Dataset excerpt
★ ★ ★ ★

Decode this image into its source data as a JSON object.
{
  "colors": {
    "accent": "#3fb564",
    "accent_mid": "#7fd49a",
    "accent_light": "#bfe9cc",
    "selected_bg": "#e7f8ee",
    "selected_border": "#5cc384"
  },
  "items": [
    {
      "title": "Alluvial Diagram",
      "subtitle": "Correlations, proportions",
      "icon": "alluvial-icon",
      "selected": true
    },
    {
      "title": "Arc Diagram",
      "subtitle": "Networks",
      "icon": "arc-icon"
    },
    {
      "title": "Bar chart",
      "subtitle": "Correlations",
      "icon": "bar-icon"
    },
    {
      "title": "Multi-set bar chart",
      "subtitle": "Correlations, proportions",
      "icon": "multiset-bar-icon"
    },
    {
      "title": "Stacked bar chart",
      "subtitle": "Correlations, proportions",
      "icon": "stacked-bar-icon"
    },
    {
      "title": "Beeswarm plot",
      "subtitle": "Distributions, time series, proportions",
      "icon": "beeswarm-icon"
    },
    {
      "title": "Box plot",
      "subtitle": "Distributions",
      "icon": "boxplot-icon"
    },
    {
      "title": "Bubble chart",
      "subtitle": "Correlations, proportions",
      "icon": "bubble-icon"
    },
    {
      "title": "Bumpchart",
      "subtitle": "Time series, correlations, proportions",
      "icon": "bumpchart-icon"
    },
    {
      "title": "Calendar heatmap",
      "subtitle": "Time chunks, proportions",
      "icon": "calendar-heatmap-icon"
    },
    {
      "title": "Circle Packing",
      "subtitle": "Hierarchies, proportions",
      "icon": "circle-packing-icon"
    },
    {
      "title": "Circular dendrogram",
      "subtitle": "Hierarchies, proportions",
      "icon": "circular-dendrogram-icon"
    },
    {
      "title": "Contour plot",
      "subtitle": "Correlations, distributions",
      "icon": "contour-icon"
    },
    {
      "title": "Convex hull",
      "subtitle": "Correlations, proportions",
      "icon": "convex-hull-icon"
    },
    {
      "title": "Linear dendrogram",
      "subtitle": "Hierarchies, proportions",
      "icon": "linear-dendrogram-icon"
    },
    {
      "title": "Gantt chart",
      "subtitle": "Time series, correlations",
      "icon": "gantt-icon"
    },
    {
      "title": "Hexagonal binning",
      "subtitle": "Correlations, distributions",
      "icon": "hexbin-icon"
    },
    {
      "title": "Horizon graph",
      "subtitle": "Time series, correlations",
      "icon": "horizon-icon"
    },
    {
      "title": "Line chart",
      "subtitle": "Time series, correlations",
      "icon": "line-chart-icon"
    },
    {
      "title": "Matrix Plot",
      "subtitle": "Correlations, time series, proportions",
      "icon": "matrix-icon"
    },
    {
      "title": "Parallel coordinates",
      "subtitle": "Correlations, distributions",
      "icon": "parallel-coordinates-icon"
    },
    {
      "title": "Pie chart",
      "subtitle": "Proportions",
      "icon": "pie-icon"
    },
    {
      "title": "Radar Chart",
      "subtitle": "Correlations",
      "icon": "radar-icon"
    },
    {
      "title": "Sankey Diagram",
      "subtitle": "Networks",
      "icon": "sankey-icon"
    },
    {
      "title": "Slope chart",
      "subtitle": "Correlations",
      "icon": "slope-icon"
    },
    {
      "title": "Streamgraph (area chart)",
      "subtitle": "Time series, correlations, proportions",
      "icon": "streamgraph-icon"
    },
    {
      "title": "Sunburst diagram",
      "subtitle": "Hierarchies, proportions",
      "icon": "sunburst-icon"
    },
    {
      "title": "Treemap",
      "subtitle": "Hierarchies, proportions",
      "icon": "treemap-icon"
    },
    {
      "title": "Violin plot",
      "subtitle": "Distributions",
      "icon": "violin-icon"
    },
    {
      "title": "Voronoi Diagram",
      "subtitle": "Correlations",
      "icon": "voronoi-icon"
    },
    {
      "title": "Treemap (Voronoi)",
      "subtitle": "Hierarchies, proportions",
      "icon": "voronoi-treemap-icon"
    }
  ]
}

★ ★ ★ ★

* What the task requires *
Set down every line of the listing above again, exactly as given.

* Answer to this problem *
Decode this image into its source data as a JSON object.
{
  "colors": {
    "accent": "#3fb564",
    "accent_mid": "#7fd49a",
    "accent_light": "#bfe9cc",
    "selected_bg": "#e7f8ee",
    "selected_border": "#5cc384"
  },
  "items": [
    {
      "title": "Alluvial Diagram",
      "subtitle": "Correlations, proportions",
      "icon": "alluvial-icon",
      "selected": true
    },
    {
      "title": "Arc Diagram",
      "subtitle": "Networks",
      "icon": "arc-icon"
    },
    {
      "title": "Bar chart",
      "subtitle": "Correlations",
      "icon": "bar-icon"
    },
    {
      "title": "Multi-set bar chart",
      "subtitle": "Correlations, proportions",
      "icon": "multiset-bar-icon"
    },
    {
      "title": "Stacked bar chart",
      "subtitle": "Correlations, proportions",
      "icon": "stacked-bar-icon"
    },
    {
      "title": "Beeswarm plot",
      "subtitle": "Distributions, time series, proportions",
      "icon": "beeswarm-icon"
    },
    {
      "title": "Box plot",
      "subtitle": "Distributions",
      "icon": "boxplot-icon"
    },
    {
      "title": "Bubble chart",
      "subtitle": "Correlations, proportions",
      "icon": "bubble-icon"
    },
    {
      "title": "Bumpchart",
      "subtitle": "Time series, correlations, proportions",
      "icon": "bumpchart-icon"
    },
    {
      "title": "Calendar heatmap",
      "subtitle": "Time chunks, proportions",
      "icon": "calendar-heatmap-icon"
    },
    {
      "title": "Circle Packing",
      "subtitle": "Hierarchies, proportions",
      "icon": "circle-packing-icon"
    },
    {
      "title": "Circular dendrogram",
      "subtitle": "Hierarchies, proportions",
      "icon": "circular-dendrogram-icon"
    },
    {
      "title": "Contour plot",
      "subtitle": "Correlations, distributions",
      "icon": "contour-icon"
    },
    {
      "title": "Convex hull",
      "subtitle": "Correlations, proportions",
      "icon": "convex-hull-icon"
    },
    {
      "title": "Linear dendrogram",
      "subtitle": "Hierarchies, proportions",
      "icon": "linear-dendrogram-icon"
    },
    {
      "title": "Gantt chart",
      "subtitle": "Time series, correlations",
      "icon": "gantt-icon"
    },
    {
      "title": "Hexagonal binning",
      "subtitle": "Correlations, distributions",
      "icon": "hexbin-icon"
    },
    {
      "title": "Horizon graph",
      "subtitle": "Time series, correlations",
      "icon": "horizon-icon"
    },
    {
      "title": "Line chart",
      "subtitle": "Time series, correlations",
      "icon": "line-chart-icon"
    },
    {
      "title": "Matrix Plot",
      "subtitle": "Correlations, time series, proportions",
      "icon": "matrix-icon"
    },
    {
      "title": "Parallel coordinates",
      "subtitle": "Correlations, distributions",
      "icon": "parallel-coordinates-icon"
    },
    {
      "title": "Pie chart",
      "subtitle": "Proportions",
      "icon": "pie-icon"
    },
    {
      "title": "Radar Chart",
      "subtitle": "Correlations",
      "icon": "radar-icon"
    },
    {
      "title": "Sankey Diagram",
      "subtitle": "Networks",
      "icon": "sankey-icon"
    },
    {
      "title": "Slope chart",
      "subtitle": "Correlations",
      "icon": "slope-icon"
    },
    {
      "title": "Streamgraph (area chart)",
      "subtitle": "Time series, correlations, proportions",
      "icon": "streamgraph-icon"
    },
    {
      "title": "Sunburst diagram",
      "subtitle": "Hierarchies, proportions",
      "icon": "sunburst-icon"
    },
    {
      "title": "Treemap",
      "subtitle": "Hierarchies, proportions",
      "icon": "treemap-icon"
    },
    {
      "title": "Violin plot",
      "subtitle": "Distributions",
      "icon": "violin-icon"
    },
    {
      "title": "Voronoi Diagram",
      "subtitle": "Correlations",
      "icon": "voronoi-icon"
    },
    {
      "title": "Treemap (Voronoi)",
      "subtitle": "Hierarchies, proportions",
      "icon": "voronoi-treemap-icon"
    }
  ]
}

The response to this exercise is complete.